[Stored entries]
▼
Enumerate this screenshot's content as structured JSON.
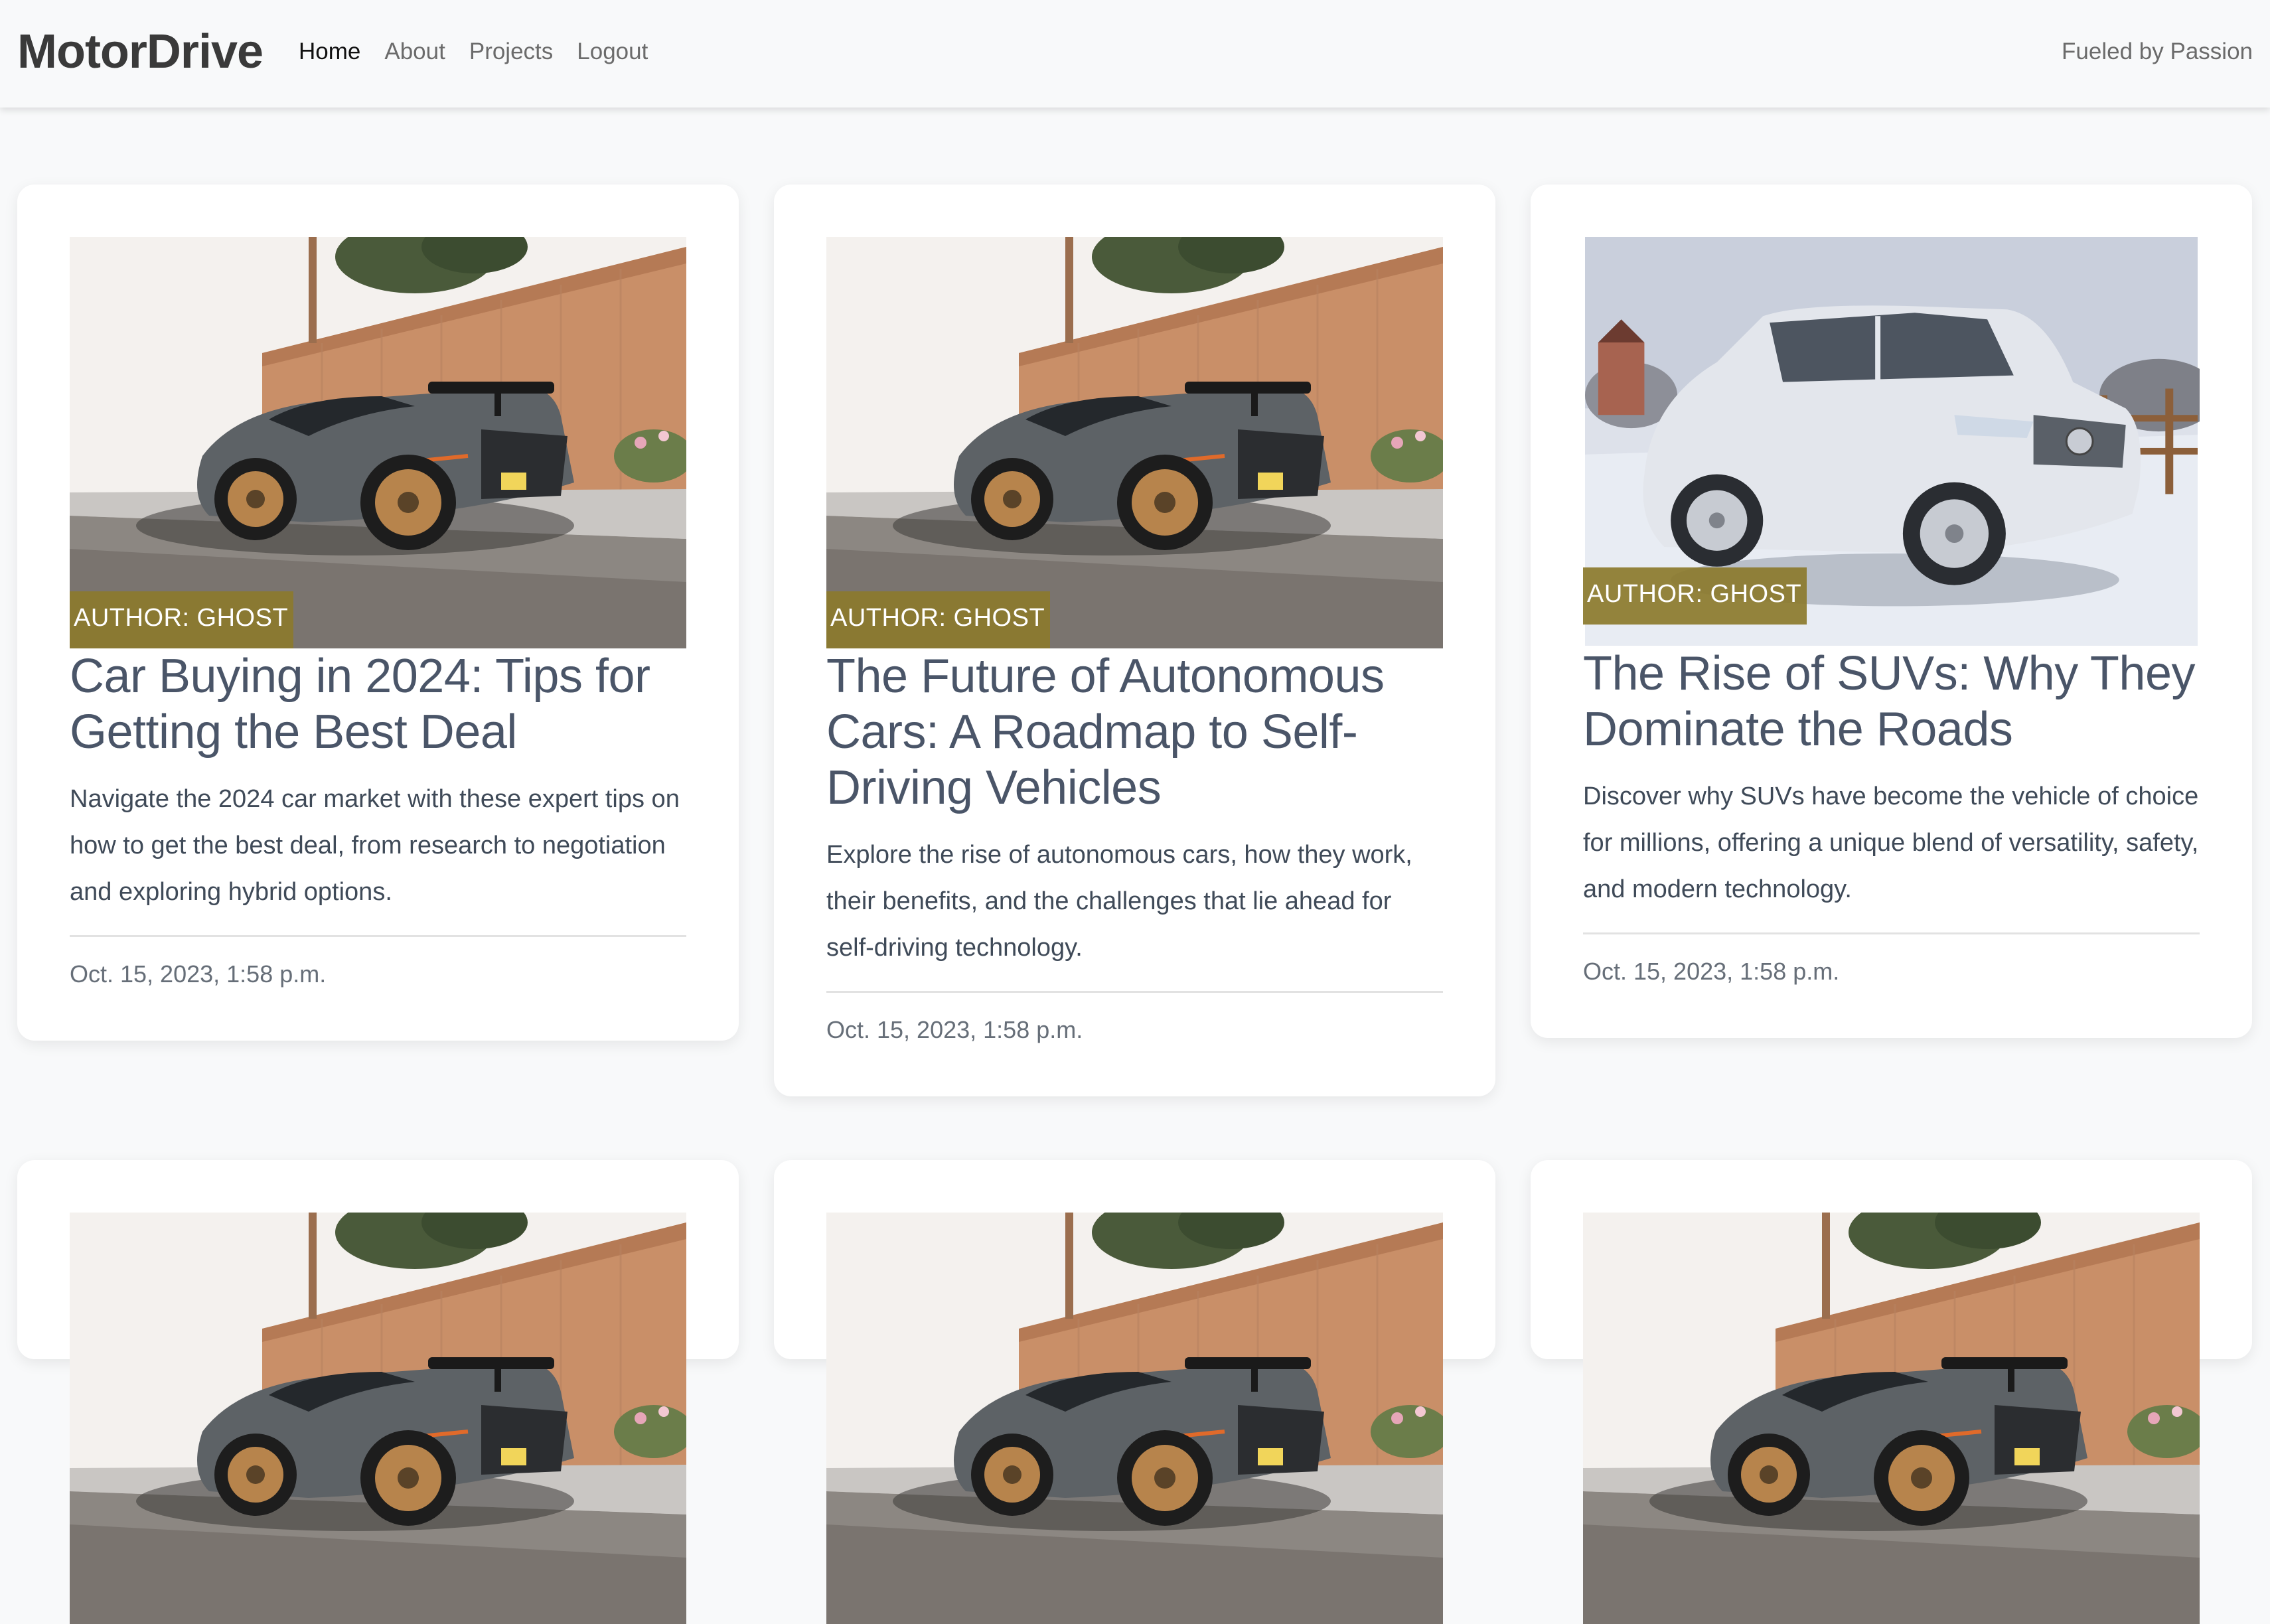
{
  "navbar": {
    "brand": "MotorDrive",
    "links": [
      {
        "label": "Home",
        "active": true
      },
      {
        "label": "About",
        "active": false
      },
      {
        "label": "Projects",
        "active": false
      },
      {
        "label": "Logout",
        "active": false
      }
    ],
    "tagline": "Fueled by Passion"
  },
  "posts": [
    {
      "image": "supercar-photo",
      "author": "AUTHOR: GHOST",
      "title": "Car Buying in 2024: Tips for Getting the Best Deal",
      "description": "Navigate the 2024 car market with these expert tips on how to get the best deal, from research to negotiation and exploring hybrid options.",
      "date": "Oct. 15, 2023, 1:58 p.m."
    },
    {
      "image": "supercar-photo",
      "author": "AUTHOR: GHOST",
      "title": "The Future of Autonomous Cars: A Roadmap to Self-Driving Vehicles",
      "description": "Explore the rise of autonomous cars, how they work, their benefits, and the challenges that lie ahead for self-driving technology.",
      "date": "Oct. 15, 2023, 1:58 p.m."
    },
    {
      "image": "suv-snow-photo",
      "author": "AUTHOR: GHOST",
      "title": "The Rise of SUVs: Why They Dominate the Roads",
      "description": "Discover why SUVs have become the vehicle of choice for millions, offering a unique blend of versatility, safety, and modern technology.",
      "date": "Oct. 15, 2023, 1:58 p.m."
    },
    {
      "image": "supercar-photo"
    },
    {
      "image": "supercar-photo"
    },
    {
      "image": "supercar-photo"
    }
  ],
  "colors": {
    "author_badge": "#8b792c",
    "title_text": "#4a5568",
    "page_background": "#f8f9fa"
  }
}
▲
> **STATED TASK**:
Pictures stay out of the copy; please restate every record above exactly.

> **EXERCISE ANSWER**:
Enumerate this screenshot's content as structured JSON.
{
  "navbar": {
    "brand": "MotorDrive",
    "links": [
      {
        "label": "Home",
        "active": true
      },
      {
        "label": "About",
        "active": false
      },
      {
        "label": "Projects",
        "active": false
      },
      {
        "label": "Logout",
        "active": false
      }
    ],
    "tagline": "Fueled by Passion"
  },
  "posts": [
    {
      "image": "supercar-photo",
      "author": "AUTHOR: GHOST",
      "title": "Car Buying in 2024: Tips for Getting the Best Deal",
      "description": "Navigate the 2024 car market with these expert tips on how to get the best deal, from research to negotiation and exploring hybrid options.",
      "date": "Oct. 15, 2023, 1:58 p.m."
    },
    {
      "image": "supercar-photo",
      "author": "AUTHOR: GHOST",
      "title": "The Future of Autonomous Cars: A Roadmap to Self-Driving Vehicles",
      "description": "Explore the rise of autonomous cars, how they work, their benefits, and the challenges that lie ahead for self-driving technology.",
      "date": "Oct. 15, 2023, 1:58 p.m."
    },
    {
      "image": "suv-snow-photo",
      "author": "AUTHOR: GHOST",
      "title": "The Rise of SUVs: Why They Dominate the Roads",
      "description": "Discover why SUVs have become the vehicle of choice for millions, offering a unique blend of versatility, safety, and modern technology.",
      "date": "Oct. 15, 2023, 1:58 p.m."
    },
    {
      "image": "supercar-photo"
    },
    {
      "image": "supercar-photo"
    },
    {
      "image": "supercar-photo"
    }
  ],
  "colors": {
    "author_badge": "#8b792c",
    "title_text": "#4a5568",
    "page_background": "#f8f9fa"
  }
}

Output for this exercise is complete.